» **Short problem**:
Would you output the whole listing below, exactly as it reads?

» **Source material**:
==============================
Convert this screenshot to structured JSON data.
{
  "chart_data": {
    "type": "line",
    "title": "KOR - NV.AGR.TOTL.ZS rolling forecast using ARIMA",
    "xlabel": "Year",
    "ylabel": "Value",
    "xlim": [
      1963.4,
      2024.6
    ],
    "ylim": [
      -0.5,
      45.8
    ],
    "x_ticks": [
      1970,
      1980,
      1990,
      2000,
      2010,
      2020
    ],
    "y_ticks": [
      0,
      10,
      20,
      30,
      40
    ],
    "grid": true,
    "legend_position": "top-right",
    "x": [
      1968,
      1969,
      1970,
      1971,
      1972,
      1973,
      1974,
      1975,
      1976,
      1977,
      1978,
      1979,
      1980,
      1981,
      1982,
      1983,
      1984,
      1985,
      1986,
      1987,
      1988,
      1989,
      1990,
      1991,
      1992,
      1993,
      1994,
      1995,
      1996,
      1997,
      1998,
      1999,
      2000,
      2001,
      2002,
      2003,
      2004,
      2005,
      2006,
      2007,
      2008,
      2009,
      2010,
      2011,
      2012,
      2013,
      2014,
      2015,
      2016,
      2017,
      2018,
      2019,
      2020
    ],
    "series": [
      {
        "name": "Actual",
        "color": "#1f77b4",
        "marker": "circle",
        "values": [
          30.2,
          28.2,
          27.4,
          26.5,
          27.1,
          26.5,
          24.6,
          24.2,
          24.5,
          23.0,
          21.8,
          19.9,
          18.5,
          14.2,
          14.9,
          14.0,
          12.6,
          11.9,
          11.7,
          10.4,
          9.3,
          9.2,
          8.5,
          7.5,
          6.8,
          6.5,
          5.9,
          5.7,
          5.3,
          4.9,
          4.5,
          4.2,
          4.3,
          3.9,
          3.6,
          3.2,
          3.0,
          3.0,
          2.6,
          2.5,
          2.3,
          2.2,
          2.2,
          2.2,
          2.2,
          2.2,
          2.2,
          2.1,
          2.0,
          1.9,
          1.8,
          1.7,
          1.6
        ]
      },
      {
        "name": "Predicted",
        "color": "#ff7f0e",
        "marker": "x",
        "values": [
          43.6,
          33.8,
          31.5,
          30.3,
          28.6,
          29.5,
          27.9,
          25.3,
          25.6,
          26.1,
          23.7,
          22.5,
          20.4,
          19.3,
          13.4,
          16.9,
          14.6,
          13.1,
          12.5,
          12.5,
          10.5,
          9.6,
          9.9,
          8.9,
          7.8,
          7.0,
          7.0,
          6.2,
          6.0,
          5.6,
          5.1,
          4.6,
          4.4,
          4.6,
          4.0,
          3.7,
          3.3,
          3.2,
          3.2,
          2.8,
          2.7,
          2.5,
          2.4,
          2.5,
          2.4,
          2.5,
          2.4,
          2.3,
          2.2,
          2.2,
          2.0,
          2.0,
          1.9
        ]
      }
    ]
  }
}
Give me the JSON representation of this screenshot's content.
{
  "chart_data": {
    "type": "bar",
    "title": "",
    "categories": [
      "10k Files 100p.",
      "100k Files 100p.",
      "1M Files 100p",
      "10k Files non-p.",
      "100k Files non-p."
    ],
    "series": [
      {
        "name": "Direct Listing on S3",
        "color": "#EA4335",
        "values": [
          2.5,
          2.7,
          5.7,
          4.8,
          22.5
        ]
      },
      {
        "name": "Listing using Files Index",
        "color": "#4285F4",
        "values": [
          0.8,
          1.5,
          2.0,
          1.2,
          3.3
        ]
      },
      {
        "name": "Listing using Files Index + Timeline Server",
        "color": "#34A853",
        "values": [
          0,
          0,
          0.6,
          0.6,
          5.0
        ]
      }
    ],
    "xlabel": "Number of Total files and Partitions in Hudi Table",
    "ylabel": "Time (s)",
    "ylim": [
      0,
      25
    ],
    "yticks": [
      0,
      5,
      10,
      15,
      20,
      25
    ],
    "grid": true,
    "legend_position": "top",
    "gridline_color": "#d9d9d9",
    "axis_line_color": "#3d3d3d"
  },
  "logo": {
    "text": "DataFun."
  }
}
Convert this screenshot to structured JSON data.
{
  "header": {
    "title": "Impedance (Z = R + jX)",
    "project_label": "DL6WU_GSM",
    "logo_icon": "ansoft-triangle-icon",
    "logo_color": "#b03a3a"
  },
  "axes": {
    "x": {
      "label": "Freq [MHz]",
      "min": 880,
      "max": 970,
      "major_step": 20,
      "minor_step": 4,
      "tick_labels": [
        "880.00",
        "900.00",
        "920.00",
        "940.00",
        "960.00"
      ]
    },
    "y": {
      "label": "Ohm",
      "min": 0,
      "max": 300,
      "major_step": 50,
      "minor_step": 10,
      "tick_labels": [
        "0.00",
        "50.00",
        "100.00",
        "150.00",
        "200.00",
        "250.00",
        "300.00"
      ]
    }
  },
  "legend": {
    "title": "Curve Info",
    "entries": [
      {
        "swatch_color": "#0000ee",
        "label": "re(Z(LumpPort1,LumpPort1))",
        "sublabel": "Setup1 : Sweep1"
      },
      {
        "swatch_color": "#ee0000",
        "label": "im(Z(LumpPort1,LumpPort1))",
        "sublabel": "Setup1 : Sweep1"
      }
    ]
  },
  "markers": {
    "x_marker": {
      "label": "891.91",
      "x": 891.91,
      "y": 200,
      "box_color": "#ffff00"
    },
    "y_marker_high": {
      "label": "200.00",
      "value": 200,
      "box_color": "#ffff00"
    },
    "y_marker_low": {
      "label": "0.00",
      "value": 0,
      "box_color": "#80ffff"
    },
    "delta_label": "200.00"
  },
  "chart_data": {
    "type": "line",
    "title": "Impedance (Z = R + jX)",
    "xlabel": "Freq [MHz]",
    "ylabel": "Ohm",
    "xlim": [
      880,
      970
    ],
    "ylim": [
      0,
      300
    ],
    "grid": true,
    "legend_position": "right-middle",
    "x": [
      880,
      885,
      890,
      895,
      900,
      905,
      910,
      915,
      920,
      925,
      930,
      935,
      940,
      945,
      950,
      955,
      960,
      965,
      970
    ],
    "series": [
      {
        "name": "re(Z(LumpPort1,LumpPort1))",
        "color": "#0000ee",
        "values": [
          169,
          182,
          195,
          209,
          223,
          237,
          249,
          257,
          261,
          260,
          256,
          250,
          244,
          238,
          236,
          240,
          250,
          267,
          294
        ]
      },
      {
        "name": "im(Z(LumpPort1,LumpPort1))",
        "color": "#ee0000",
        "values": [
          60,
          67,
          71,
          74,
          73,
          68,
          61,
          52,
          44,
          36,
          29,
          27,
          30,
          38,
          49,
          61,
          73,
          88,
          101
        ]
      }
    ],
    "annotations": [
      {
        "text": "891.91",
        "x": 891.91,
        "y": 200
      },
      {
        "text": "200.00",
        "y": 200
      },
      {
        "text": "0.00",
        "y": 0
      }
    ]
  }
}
==============================
» **Response to the task**:
Convert this screenshot to structured JSON data.
{
  "chart_data": {
    "type": "line",
    "title": "KOR - NV.AGR.TOTL.ZS rolling forecast using ARIMA",
    "xlabel": "Year",
    "ylabel": "Value",
    "xlim": [
      1963.4,
      2024.6
    ],
    "ylim": [
      -0.5,
      45.8
    ],
    "x_ticks": [
      1970,
      1980,
      1990,
      2000,
      2010,
      2020
    ],
    "y_ticks": [
      0,
      10,
      20,
      30,
      40
    ],
    "grid": true,
    "legend_position": "top-right",
    "x": [
      1968,
      1969,
      1970,
      1971,
      1972,
      1973,
      1974,
      1975,
      1976,
      1977,
      1978,
      1979,
      1980,
      1981,
      1982,
      1983,
      1984,
      1985,
      1986,
      1987,
      1988,
      1989,
      1990,
      1991,
      1992,
      1993,
      1994,
      1995,
      1996,
      1997,
      1998,
      1999,
      2000,
      2001,
      2002,
      2003,
      2004,
      2005,
      2006,
      2007,
      2008,
      2009,
      2010,
      2011,
      2012,
      2013,
      2014,
      2015,
      2016,
      2017,
      2018,
      2019,
      2020
    ],
    "series": [
      {
        "name": "Actual",
        "color": "#1f77b4",
        "marker": "circle",
        "values": [
          30.2,
          28.2,
          27.4,
          26.5,
          27.1,
          26.5,
          24.6,
          24.2,
          24.5,
          23.0,
          21.8,
          19.9,
          18.5,
          14.2,
          14.9,
          14.0,
          12.6,
          11.9,
          11.7,
          10.4,
          9.3,
          9.2,
          8.5,
          7.5,
          6.8,
          6.5,
          5.9,
          5.7,
          5.3,
          4.9,
          4.5,
          4.2,
          4.3,
          3.9,
          3.6,
          3.2,
          3.0,
          3.0,
          2.6,
          2.5,
          2.3,
          2.2,
          2.2,
          2.2,
          2.2,
          2.2,
          2.2,
          2.1,
          2.0,
          1.9,
          1.8,
          1.7,
          1.6
        ]
      },
      {
        "name": "Predicted",
        "color": "#ff7f0e",
        "marker": "x",
        "values": [
          43.6,
          33.8,
          31.5,
          30.3,
          28.6,
          29.5,
          27.9,
          25.3,
          25.6,
          26.1,
          23.7,
          22.5,
          20.4,
          19.3,
          13.4,
          16.9,
          14.6,
          13.1,
          12.5,
          12.5,
          10.5,
          9.6,
          9.9,
          8.9,
          7.8,
          7.0,
          7.0,
          6.2,
          6.0,
          5.6,
          5.1,
          4.6,
          4.4,
          4.6,
          4.0,
          3.7,
          3.3,
          3.2,
          3.2,
          2.8,
          2.7,
          2.5,
          2.4,
          2.5,
          2.4,
          2.5,
          2.4,
          2.3,
          2.2,
          2.2,
          2.0,
          2.0,
          1.9
        ]
      }
    ]
  }
}
Give me the JSON representation of this screenshot's content.
{
  "chart_data": {
    "type": "bar",
    "title": "",
    "categories": [
      "10k Files 100p.",
      "100k Files 100p.",
      "1M Files 100p",
      "10k Files non-p.",
      "100k Files non-p."
    ],
    "series": [
      {
        "name": "Direct Listing on S3",
        "color": "#EA4335",
        "values": [
          2.5,
          2.7,
          5.7,
          4.8,
          22.5
        ]
      },
      {
        "name": "Listing using Files Index",
        "color": "#4285F4",
        "values": [
          0.8,
          1.5,
          2.0,
          1.2,
          3.3
        ]
      },
      {
        "name": "Listing using Files Index + Timeline Server",
        "color": "#34A853",
        "values": [
          0,
          0,
          0.6,
          0.6,
          5.0
        ]
      }
    ],
    "xlabel": "Number of Total files and Partitions in Hudi Table",
    "ylabel": "Time (s)",
    "ylim": [
      0,
      25
    ],
    "yticks": [
      0,
      5,
      10,
      15,
      20,
      25
    ],
    "grid": true,
    "legend_position": "top",
    "gridline_color": "#d9d9d9",
    "axis_line_color": "#3d3d3d"
  },
  "logo": {
    "text": "DataFun."
  }
}
Convert this screenshot to structured JSON data.
{
  "header": {
    "title": "Impedance (Z = R + jX)",
    "project_label": "DL6WU_GSM",
    "logo_icon": "ansoft-triangle-icon",
    "logo_color": "#b03a3a"
  },
  "axes": {
    "x": {
      "label": "Freq [MHz]",
      "min": 880,
      "max": 970,
      "major_step": 20,
      "minor_step": 4,
      "tick_labels": [
        "880.00",
        "900.00",
        "920.00",
        "940.00",
        "960.00"
      ]
    },
    "y": {
      "label": "Ohm",
      "min": 0,
      "max": 300,
      "major_step": 50,
      "minor_step": 10,
      "tick_labels": [
        "0.00",
        "50.00",
        "100.00",
        "150.00",
        "200.00",
        "250.00",
        "300.00"
      ]
    }
  },
  "legend": {
    "title": "Curve Info",
    "entries": [
      {
        "swatch_color": "#0000ee",
        "label": "re(Z(LumpPort1,LumpPort1))",
        "sublabel": "Setup1 : Sweep1"
      },
      {
        "swatch_color": "#ee0000",
        "label": "im(Z(LumpPort1,LumpPort1))",
        "sublabel": "Setup1 : Sweep1"
      }
    ]
  },
  "markers": {
    "x_marker": {
      "label": "891.91",
      "x": 891.91,
      "y": 200,
      "box_color": "#ffff00"
    },
    "y_marker_high": {
      "label": "200.00",
      "value": 200,
      "box_color": "#ffff00"
    },
    "y_marker_low": {
      "label": "0.00",
      "value": 0,
      "box_color": "#80ffff"
    },
    "delta_label": "200.00"
  },
  "chart_data": {
    "type": "line",
    "title": "Impedance (Z = R + jX)",
    "xlabel": "Freq [MHz]",
    "ylabel": "Ohm",
    "xlim": [
      880,
      970
    ],
    "ylim": [
      0,
      300
    ],
    "grid": true,
    "legend_position": "right-middle",
    "x": [
      880,
      885,
      890,
      895,
      900,
      905,
      910,
      915,
      920,
      925,
      930,
      935,
      940,
      945,
      950,
      955,
      960,
      965,
      970
    ],
    "series": [
      {
        "name": "re(Z(LumpPort1,LumpPort1))",
        "color": "#0000ee",
        "values": [
          169,
          182,
          195,
          209,
          223,
          237,
          249,
          257,
          261,
          260,
          256,
          250,
          244,
          238,
          236,
          240,
          250,
          267,
          294
        ]
      },
      {
        "name": "im(Z(LumpPort1,LumpPort1))",
        "color": "#ee0000",
        "values": [
          60,
          67,
          71,
          74,
          73,
          68,
          61,
          52,
          44,
          36,
          29,
          27,
          30,
          38,
          49,
          61,
          73,
          88,
          101
        ]
      }
    ],
    "annotations": [
      {
        "text": "891.91",
        "x": 891.91,
        "y": 200
      },
      {
        "text": "200.00",
        "y": 200
      },
      {
        "text": "0.00",
        "y": 0
      }
    ]
  }
}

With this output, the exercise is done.